**WHAT IS EXPECTED**
Identify every line in the entries below that contains the string "opening" and copy each of those lines. Case counts.

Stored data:
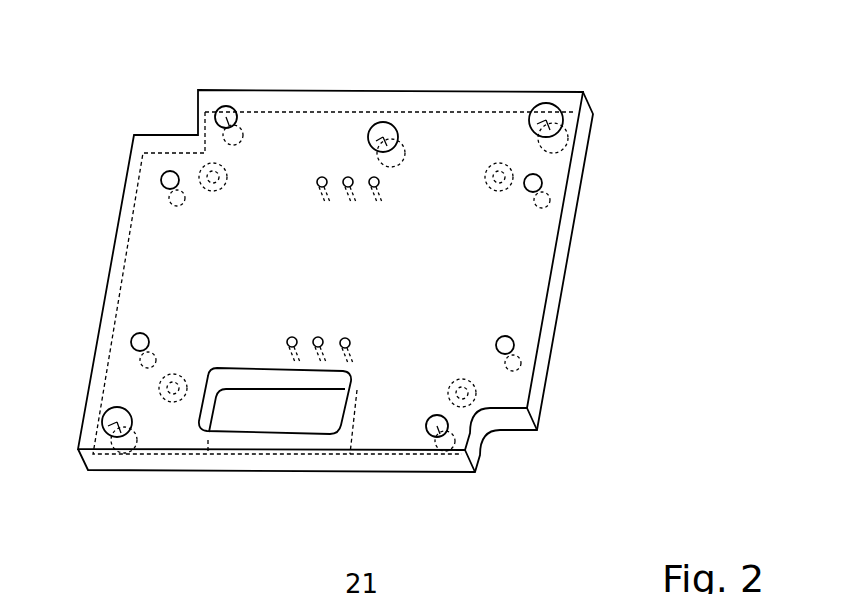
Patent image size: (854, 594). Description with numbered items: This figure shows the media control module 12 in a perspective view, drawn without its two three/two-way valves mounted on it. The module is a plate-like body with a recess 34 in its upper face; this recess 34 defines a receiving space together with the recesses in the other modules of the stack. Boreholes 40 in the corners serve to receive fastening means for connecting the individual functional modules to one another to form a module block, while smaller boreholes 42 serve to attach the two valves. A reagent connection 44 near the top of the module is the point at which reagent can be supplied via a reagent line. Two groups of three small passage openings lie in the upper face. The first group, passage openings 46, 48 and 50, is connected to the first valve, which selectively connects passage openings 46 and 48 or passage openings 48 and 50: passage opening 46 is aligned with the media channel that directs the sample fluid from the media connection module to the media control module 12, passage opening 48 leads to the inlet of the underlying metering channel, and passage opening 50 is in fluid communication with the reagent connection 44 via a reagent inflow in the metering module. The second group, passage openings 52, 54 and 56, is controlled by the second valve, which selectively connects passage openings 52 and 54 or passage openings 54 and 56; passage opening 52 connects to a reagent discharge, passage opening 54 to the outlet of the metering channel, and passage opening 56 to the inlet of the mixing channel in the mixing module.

The media control module 12 is at (630, 230).
The recess 34 is at (295, 419).
The boreholes 40 is at (226, 108).
The boreholes 42 is at (165, 181).
The reagent connection 44 is at (385, 127).
The passage opening 46 is at (318, 187).
The passage opening 48 is at (346, 187).
The passage opening 50 is at (377, 187).
The passage opening 52 is at (290, 338).
The passage opening 54 is at (318, 338).
The passage opening 56 is at (349, 343).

**ANSWER TO THIS TASK**
Patent image size: (854, 594). Description with numbered items: This figure shows the media control module 12 in a perspective view, drawn without its two three/two-way valves mounted on it. The module is a plate-like body with a recess 34 in its upper face; this recess 34 defines a receiving space together with the recesses in the other modules of the stack. Boreholes 40 in the corners serve to receive fastening means for connecting the individual functional modules to one another to form a module block, while smaller boreholes 42 serve to attach the two valves. A reagent connection 44 near the top of the module is the point at which reagent can be supplied via a reagent line. Two groups of three small passage openings lie in the upper face. The first group, passage openings 46, 48 and 50, is connected to the first valve, which selectively connects passage openings 46 and 48 or passage openings 48 and 50: passage opening 46 is aligned with the media channel that directs the sample fluid from the media connection module to the media control module 12, passage opening 48 leads to the inlet of the underlying metering channel, and passage opening 50 is in fluid communication with the reagent connection 44 via a reagent inflow in the metering module. The second group, passage openings 52, 54 and 56, is controlled by the second valve, which selectively connects passage openings 52 and 54 or passage openings 54 and 56; passage opening 52 connects to a reagent discharge, passage opening 54 to the outlet of the metering channel, and passage opening 56 to the inlet of the mixing channel in the mixing module.
The passage opening 46 is at (318, 187).
The passage opening 48 is at (346, 187).
The passage opening 50 is at (377, 187).
The passage opening 52 is at (290, 338).
The passage opening 54 is at (318, 338).
The passage opening 56 is at (349, 343).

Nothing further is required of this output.